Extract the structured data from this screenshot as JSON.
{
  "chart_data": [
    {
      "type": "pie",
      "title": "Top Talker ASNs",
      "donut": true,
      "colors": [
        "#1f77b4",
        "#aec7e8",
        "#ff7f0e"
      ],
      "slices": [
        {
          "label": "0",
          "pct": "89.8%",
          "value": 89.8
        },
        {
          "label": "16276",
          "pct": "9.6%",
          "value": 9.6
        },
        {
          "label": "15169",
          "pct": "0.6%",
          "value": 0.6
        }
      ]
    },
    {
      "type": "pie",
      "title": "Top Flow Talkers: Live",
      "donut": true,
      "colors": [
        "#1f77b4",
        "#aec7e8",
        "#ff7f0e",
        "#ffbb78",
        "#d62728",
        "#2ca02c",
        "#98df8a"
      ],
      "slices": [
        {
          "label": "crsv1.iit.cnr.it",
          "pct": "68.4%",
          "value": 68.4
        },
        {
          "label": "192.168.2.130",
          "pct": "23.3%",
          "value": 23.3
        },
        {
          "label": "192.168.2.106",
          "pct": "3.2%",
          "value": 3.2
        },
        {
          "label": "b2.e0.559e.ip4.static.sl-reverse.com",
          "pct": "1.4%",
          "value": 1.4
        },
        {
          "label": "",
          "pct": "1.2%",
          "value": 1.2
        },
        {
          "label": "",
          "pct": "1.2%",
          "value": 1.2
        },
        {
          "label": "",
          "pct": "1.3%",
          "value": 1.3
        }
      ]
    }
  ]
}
---
* OBJECTIVE: Retype the whole listing above exactly.

* ANSWER FOR THIS EXERCISE:
Extract the structured data from this screenshot as JSON.
{
  "chart_data": [
    {
      "type": "pie",
      "title": "Top Talker ASNs",
      "donut": true,
      "colors": [
        "#1f77b4",
        "#aec7e8",
        "#ff7f0e"
      ],
      "slices": [
        {
          "label": "0",
          "pct": "89.8%",
          "value": 89.8
        },
        {
          "label": "16276",
          "pct": "9.6%",
          "value": 9.6
        },
        {
          "label": "15169",
          "pct": "0.6%",
          "value": 0.6
        }
      ]
    },
    {
      "type": "pie",
      "title": "Top Flow Talkers: Live",
      "donut": true,
      "colors": [
        "#1f77b4",
        "#aec7e8",
        "#ff7f0e",
        "#ffbb78",
        "#d62728",
        "#2ca02c",
        "#98df8a"
      ],
      "slices": [
        {
          "label": "crsv1.iit.cnr.it",
          "pct": "68.4%",
          "value": 68.4
        },
        {
          "label": "192.168.2.130",
          "pct": "23.3%",
          "value": 23.3
        },
        {
          "label": "192.168.2.106",
          "pct": "3.2%",
          "value": 3.2
        },
        {
          "label": "b2.e0.559e.ip4.static.sl-reverse.com",
          "pct": "1.4%",
          "value": 1.4
        },
        {
          "label": "",
          "pct": "1.2%",
          "value": 1.2
        },
        {
          "label": "",
          "pct": "1.2%",
          "value": 1.2
        },
        {
          "label": "",
          "pct": "1.3%",
          "value": 1.3
        }
      ]
    }
  ]
}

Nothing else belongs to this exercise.